[Exercise input Boundary: Start]
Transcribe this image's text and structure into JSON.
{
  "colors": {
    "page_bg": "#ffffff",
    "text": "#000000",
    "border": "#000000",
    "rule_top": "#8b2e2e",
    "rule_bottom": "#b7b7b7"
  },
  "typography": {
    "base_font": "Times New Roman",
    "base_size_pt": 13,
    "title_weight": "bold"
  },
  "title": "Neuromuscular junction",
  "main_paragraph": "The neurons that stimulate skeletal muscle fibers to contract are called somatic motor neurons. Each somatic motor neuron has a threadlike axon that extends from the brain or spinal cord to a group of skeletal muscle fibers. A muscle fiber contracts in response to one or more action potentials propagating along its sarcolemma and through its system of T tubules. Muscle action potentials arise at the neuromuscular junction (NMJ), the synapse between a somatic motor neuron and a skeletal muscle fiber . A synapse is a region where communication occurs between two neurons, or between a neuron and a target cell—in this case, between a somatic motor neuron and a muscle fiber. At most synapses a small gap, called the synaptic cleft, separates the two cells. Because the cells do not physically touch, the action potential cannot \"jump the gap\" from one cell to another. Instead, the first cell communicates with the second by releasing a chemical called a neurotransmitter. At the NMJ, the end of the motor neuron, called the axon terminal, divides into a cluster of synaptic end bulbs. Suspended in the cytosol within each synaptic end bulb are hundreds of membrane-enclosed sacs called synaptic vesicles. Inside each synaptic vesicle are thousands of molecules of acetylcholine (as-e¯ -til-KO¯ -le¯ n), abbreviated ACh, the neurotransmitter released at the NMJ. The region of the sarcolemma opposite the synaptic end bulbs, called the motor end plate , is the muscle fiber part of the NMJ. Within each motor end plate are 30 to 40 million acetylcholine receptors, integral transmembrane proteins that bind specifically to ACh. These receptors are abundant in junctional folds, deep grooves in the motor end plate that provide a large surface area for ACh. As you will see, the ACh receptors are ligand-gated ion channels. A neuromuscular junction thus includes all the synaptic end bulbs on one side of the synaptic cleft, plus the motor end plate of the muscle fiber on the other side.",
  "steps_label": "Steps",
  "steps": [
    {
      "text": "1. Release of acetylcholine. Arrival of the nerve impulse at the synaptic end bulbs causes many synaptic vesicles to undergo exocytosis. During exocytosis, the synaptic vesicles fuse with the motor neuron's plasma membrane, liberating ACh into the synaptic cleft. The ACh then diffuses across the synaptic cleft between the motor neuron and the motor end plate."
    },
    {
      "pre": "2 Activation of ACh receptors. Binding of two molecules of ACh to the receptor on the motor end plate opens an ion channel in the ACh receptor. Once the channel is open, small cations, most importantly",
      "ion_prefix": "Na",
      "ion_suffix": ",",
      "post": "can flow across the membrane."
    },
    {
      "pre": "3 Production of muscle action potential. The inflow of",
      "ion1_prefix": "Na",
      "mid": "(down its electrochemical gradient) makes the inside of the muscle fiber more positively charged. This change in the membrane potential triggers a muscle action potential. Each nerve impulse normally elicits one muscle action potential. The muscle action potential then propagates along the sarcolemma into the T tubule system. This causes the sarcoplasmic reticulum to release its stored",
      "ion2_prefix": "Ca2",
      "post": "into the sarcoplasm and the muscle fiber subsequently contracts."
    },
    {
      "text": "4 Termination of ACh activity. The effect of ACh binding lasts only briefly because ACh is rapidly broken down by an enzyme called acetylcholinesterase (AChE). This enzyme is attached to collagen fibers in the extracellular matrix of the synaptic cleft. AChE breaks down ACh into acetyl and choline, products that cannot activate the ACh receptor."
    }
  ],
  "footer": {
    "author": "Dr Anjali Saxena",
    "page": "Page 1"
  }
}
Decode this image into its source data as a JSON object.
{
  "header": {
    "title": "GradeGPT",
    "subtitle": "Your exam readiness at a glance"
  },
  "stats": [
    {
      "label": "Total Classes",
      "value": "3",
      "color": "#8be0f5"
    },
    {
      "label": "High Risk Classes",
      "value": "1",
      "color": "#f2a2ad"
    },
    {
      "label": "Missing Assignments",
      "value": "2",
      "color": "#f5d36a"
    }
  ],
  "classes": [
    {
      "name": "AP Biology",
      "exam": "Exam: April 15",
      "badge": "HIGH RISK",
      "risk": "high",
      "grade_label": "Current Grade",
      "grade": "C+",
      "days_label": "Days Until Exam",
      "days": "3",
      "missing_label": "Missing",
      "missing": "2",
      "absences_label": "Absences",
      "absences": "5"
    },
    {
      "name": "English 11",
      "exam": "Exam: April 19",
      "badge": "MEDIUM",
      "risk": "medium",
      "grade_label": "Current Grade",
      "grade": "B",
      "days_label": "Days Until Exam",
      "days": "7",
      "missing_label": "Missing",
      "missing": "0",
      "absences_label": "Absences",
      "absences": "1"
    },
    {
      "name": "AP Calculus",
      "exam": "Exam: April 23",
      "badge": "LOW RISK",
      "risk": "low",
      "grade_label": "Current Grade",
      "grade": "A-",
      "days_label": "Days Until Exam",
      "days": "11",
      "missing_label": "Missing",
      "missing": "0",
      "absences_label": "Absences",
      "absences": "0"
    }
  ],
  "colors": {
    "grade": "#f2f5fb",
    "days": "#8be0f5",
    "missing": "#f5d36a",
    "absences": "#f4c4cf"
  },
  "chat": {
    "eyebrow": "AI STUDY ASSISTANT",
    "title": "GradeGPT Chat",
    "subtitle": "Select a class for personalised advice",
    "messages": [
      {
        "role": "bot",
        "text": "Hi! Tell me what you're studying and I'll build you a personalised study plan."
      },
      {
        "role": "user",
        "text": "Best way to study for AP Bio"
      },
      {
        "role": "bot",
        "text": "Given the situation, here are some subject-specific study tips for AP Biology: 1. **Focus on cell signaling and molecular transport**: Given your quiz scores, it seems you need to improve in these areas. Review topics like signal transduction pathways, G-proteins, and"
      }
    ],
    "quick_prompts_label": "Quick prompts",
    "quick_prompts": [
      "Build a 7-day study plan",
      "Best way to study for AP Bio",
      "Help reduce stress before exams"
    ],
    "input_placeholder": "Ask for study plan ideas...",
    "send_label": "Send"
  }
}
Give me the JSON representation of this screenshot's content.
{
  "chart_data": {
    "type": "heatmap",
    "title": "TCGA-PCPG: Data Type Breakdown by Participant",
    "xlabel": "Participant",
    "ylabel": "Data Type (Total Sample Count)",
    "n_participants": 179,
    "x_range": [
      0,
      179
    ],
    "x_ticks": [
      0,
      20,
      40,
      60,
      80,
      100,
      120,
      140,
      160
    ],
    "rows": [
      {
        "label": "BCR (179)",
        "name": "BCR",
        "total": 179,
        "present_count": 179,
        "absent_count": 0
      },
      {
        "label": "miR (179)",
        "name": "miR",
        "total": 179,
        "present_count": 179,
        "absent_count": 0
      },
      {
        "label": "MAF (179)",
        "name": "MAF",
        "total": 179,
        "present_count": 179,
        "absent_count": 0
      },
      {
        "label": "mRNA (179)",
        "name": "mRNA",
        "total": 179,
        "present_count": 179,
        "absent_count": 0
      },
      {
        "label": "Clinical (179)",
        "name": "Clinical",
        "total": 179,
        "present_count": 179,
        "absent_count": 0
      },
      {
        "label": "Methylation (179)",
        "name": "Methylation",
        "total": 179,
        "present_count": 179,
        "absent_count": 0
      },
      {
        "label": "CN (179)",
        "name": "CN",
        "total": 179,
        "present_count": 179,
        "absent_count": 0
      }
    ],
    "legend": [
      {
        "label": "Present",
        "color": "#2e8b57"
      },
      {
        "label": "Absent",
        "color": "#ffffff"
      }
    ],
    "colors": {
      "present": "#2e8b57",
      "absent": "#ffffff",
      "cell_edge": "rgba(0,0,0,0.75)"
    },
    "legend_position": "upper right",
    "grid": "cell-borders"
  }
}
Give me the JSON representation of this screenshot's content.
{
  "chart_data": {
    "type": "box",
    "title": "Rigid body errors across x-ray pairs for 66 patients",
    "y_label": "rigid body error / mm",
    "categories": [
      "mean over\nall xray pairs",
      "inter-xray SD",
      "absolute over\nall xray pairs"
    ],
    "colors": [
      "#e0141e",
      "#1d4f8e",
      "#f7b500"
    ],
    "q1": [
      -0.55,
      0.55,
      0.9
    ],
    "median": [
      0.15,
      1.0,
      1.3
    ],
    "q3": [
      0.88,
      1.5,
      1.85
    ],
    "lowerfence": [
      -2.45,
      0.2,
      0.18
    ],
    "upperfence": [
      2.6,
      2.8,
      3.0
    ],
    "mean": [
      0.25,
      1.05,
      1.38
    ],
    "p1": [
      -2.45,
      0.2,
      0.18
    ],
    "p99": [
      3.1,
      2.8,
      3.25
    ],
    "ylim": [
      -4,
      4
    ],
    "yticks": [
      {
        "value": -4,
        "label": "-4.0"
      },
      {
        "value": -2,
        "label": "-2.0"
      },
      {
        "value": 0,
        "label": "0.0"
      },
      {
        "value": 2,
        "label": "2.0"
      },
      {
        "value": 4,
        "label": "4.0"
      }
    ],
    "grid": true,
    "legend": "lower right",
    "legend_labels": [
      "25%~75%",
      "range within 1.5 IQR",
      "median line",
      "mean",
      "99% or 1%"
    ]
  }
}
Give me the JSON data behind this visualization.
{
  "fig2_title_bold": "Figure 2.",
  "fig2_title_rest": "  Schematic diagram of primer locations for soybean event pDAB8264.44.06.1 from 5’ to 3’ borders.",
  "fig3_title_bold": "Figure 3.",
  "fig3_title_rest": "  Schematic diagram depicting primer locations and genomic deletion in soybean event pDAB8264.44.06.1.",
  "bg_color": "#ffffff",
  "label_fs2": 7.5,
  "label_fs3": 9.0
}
[Exercise input Boundary: End]
What is needed. Return only what runs from the line containing "Give me the JSON data" to the last line of the records above, both ends included, exactly as written.

Output for this task.
Give me the JSON data behind this visualization.
{
  "fig2_title_bold": "Figure 2.",
  "fig2_title_rest": "  Schematic diagram of primer locations for soybean event pDAB8264.44.06.1 from 5’ to 3’ borders.",
  "fig3_title_bold": "Figure 3.",
  "fig3_title_rest": "  Schematic diagram depicting primer locations and genomic deletion in soybean event pDAB8264.44.06.1.",
  "bg_color": "#ffffff",
  "label_fs2": 7.5,
  "label_fs3": 9.0
}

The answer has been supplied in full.